(Dataset excerpt)

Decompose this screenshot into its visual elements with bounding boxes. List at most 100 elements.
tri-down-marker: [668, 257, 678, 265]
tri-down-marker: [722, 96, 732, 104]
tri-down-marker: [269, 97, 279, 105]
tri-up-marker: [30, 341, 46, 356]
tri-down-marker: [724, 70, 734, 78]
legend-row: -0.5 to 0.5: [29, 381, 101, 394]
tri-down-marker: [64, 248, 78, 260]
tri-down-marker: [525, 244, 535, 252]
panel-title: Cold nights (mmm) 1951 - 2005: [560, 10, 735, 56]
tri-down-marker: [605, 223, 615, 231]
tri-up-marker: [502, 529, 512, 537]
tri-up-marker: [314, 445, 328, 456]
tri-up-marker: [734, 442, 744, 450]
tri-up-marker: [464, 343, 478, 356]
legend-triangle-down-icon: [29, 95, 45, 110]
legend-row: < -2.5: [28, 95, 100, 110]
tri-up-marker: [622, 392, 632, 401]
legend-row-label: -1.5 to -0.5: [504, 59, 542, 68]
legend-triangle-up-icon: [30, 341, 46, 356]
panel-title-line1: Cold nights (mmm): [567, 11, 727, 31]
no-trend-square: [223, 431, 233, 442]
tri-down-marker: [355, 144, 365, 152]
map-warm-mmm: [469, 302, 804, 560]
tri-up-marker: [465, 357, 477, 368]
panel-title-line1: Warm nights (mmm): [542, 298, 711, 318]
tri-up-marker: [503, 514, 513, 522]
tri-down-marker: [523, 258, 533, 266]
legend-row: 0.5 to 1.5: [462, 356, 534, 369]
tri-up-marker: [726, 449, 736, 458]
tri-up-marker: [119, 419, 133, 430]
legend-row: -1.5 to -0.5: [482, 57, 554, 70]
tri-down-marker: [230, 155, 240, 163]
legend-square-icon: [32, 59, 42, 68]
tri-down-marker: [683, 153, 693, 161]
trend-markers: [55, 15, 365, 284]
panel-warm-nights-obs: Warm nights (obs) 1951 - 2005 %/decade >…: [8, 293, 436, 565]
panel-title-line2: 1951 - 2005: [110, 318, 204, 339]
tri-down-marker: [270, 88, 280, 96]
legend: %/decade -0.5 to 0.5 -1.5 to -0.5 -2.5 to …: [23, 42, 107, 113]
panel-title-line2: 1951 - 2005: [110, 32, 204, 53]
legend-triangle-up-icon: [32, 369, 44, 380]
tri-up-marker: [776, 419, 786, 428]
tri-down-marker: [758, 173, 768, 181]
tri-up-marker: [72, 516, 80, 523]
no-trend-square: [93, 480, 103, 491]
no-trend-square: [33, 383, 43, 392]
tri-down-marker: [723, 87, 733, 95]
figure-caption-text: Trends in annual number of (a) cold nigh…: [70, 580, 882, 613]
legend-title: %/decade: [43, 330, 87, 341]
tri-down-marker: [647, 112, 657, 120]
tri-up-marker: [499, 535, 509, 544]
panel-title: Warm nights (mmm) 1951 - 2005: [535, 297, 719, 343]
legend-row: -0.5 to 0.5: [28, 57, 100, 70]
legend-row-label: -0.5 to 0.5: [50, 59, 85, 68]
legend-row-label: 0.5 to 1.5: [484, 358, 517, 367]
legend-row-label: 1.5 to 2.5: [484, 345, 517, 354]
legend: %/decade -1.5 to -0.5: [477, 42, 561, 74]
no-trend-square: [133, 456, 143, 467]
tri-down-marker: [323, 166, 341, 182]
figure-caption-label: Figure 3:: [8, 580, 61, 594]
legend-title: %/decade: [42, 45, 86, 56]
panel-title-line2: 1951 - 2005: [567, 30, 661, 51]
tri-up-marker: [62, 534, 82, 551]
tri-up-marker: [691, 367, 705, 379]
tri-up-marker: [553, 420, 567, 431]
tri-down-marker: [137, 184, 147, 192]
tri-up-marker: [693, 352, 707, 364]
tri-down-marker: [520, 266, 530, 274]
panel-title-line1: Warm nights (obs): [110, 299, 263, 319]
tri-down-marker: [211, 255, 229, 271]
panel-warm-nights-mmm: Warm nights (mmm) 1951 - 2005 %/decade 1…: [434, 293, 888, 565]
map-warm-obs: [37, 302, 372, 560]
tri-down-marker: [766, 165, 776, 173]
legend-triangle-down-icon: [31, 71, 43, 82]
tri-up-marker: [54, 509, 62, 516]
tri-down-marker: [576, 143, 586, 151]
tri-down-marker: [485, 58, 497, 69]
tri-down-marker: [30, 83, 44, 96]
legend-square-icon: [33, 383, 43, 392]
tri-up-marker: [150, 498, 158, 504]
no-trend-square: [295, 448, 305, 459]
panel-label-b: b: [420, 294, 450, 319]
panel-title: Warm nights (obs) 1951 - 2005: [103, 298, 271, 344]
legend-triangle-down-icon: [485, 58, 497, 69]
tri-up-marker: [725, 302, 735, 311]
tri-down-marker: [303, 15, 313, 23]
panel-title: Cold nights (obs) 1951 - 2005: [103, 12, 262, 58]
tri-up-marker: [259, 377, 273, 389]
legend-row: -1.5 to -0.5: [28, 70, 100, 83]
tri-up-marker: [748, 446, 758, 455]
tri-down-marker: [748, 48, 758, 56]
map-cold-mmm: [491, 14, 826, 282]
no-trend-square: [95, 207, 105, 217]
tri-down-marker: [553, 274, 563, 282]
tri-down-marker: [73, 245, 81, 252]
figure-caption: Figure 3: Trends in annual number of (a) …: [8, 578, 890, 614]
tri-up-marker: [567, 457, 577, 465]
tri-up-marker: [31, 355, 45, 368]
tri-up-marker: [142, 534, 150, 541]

> **Written request**:
Lay out every line of the items above as a Markdown table with the columns Row and Line, skipping any blank lines.

> **Written response**:
| Row | Line |
|---|---|
| 1 | Decompose this screenshot into its visual elements with bounding boxes. List at most 100 elements. |
| 2 | tri-down-marker: [668, 257, 678, 265] |
| 3 | tri-down-marker: [722, 96, 732, 104] |
| 4 | tri-down-marker: [269, 97, 279, 105] |
| 5 | tri-up-marker: [30, 341, 46, 356] |
| 6 | tri-down-marker: [724, 70, 734, 78] |
| 7 | legend-row: -0.5 to 0.5: [29, 381, 101, 394] |
| 8 | tri-down-marker: [64, 248, 78, 260] |
| 9 | tri-down-marker: [525, 244, 535, 252] |
| 10 | panel-title: Cold nights (mmm) 1951 - 2005: [560, 10, 735, 56] |
| 11 | tri-down-marker: [605, 223, 615, 231] |
| 12 | tri-up-marker: [502, 529, 512, 537] |
| 13 | tri-up-marker: [314, 445, 328, 456] |
| 14 | tri-up-marker: [734, 442, 744, 450] |
| 15 | tri-up-marker: [464, 343, 478, 356] |
| 16 | legend-triangle-down-icon: [29, 95, 45, 110] |
| 17 | legend-row: < -2.5: [28, 95, 100, 110] |
| 18 | tri-up-marker: [622, 392, 632, 401] |
| 19 | legend-row-label: -1.5 to -0.5: [504, 59, 542, 68] |
| 20 | legend-triangle-up-icon: [30, 341, 46, 356] |
| 21 | panel-title-line1: Cold nights (mmm): [567, 11, 727, 31] |
| 22 | no-trend-square: [223, 431, 233, 442] |
| 23 | tri-down-marker: [355, 144, 365, 152] |
| 24 | map-warm-mmm: [469, 302, 804, 560] |
| 25 | tri-up-marker: [465, 357, 477, 368] |
| 26 | panel-title-line1: Warm nights (mmm): [542, 298, 711, 318] |
| 27 | tri-up-marker: [503, 514, 513, 522] |
| 28 | tri-down-marker: [523, 258, 533, 266] |
| 29 | legend-row: 0.5 to 1.5: [462, 356, 534, 369] |
| 30 | tri-up-marker: [726, 449, 736, 458] |
| 31 | tri-up-marker: [119, 419, 133, 430] |
| 32 | legend-row: -1.5 to -0.5: [482, 57, 554, 70] |
| 33 | tri-down-marker: [230, 155, 240, 163] |
| 34 | legend-square-icon: [32, 59, 42, 68] |
| 35 | tri-down-marker: [683, 153, 693, 161] |
| 36 | trend-markers: [55, 15, 365, 284] |
| 37 | panel-warm-nights-obs: Warm nights (obs) 1951 - 2005 %/decade >…: [8, 293, 436, 565] |
| 38 | panel-title-line2: 1951 - 2005: [110, 318, 204, 339] |
| 39 | tri-down-marker: [270, 88, 280, 96] |
| 40 | legend: %/decade -0.5 to 0.5 -1.5 to -0.5 -2.5 to …: [23, 42, 107, 113] |
| 41 | panel-title-line2: 1951 - 2005: [110, 32, 204, 53] |
| 42 | legend-triangle-up-icon: [32, 369, 44, 380] |
| 43 | tri-up-marker: [776, 419, 786, 428] |
| 44 | tri-down-marker: [758, 173, 768, 181] |
| 45 | tri-up-marker: [72, 516, 80, 523] |
| 46 | no-trend-square: [93, 480, 103, 491] |
| 47 | no-trend-square: [33, 383, 43, 392] |
| 48 | tri-down-marker: [723, 87, 733, 95] |
| 49 | figure-caption-text: Trends in annual number of (a) cold nigh…: [70, 580, 882, 613] |
| 50 | legend-title: %/decade: [43, 330, 87, 341] |
| 51 | tri-down-marker: [647, 112, 657, 120] |
| 52 | tri-up-marker: [499, 535, 509, 544] |
| 53 | panel-title: Warm nights (mmm) 1951 - 2005: [535, 297, 719, 343] |
| 54 | legend-row: -0.5 to 0.5: [28, 57, 100, 70] |
| 55 | legend-row-label: -0.5 to 0.5: [50, 59, 85, 68] |
| 56 | legend-row-label: 0.5 to 1.5: [484, 358, 517, 367] |
| 57 | legend-row-label: 1.5 to 2.5: [484, 345, 517, 354] |
| 58 | legend: %/decade -1.5 to -0.5: [477, 42, 561, 74] |
| 59 | no-trend-square: [133, 456, 143, 467] |
| 60 | tri-down-marker: [323, 166, 341, 182] |
| 61 | figure-caption-label: Figure 3:: [8, 580, 61, 594] |
| 62 | legend-title: %/decade: [42, 45, 86, 56] |
| 63 | panel-title-line2: 1951 - 2005: [567, 30, 661, 51] |
| 64 | tri-up-marker: [62, 534, 82, 551] |
| 65 | tri-up-marker: [691, 367, 705, 379] |
| 66 | tri-up-marker: [553, 420, 567, 431] |
| 67 | tri-down-marker: [137, 184, 147, 192] |
| 68 | tri-up-marker: [693, 352, 707, 364] |
| 69 | tri-down-marker: [520, 266, 530, 274] |
| 70 | panel-title-line1: Warm nights (obs): [110, 299, 263, 319] |
| 71 | tri-down-marker: [211, 255, 229, 271] |
| 72 | panel-warm-nights-mmm: Warm nights (mmm) 1951 - 2005 %/decade 1…: [434, 293, 888, 565] |
| 73 | map-warm-obs: [37, 302, 372, 560] |
| 74 | tri-down-marker: [766, 165, 776, 173] |
| 75 | legend-triangle-down-icon: [31, 71, 43, 82] |
| 76 | tri-up-marker: [54, 509, 62, 516] |
| 77 | tri-down-marker: [576, 143, 586, 151] |
| 78 | tri-down-marker: [485, 58, 497, 69] |
| 79 | tri-down-marker: [30, 83, 44, 96] |
| 80 | legend-square-icon: [33, 383, 43, 392] |
| 81 | tri-up-marker: [150, 498, 158, 504] |
| 82 | no-trend-square: [295, 448, 305, 459] |
| 83 | panel-label-b: b: [420, 294, 450, 319] |
| 84 | panel-title: Warm nights (obs) 1951 - 2005: [103, 298, 271, 344] |
| 85 | legend-triangle-down-icon: [485, 58, 497, 69] |
| 86 | tri-up-marker: [725, 302, 735, 311] |
| 87 | tri-down-marker: [303, 15, 313, 23] |
| 88 | panel-title: Cold nights (obs) 1951 - 2005: [103, 12, 262, 58] |
| 89 | tri-up-marker: [259, 377, 273, 389] |
| 90 | legend-row: -1.5 to -0.5: [28, 70, 100, 83] |
| 91 | tri-up-marker: [748, 446, 758, 455] |
| 92 | tri-down-marker: [748, 48, 758, 56] |
| 93 | map-cold-mmm: [491, 14, 826, 282] |
| 94 | no-trend-square: [95, 207, 105, 217] |
| 95 | tri-down-marker: [553, 274, 563, 282] |
| 96 | tri-down-marker: [73, 245, 81, 252] |
| 97 | figure-caption: Figure 3: Trends in annual number of (a) …: [8, 578, 890, 614] |
| 98 | tri-up-marker: [567, 457, 577, 465] |
| 99 | tri-up-marker: [31, 355, 45, 368] |
| 100 | tri-up-marker: [142, 534, 150, 541] |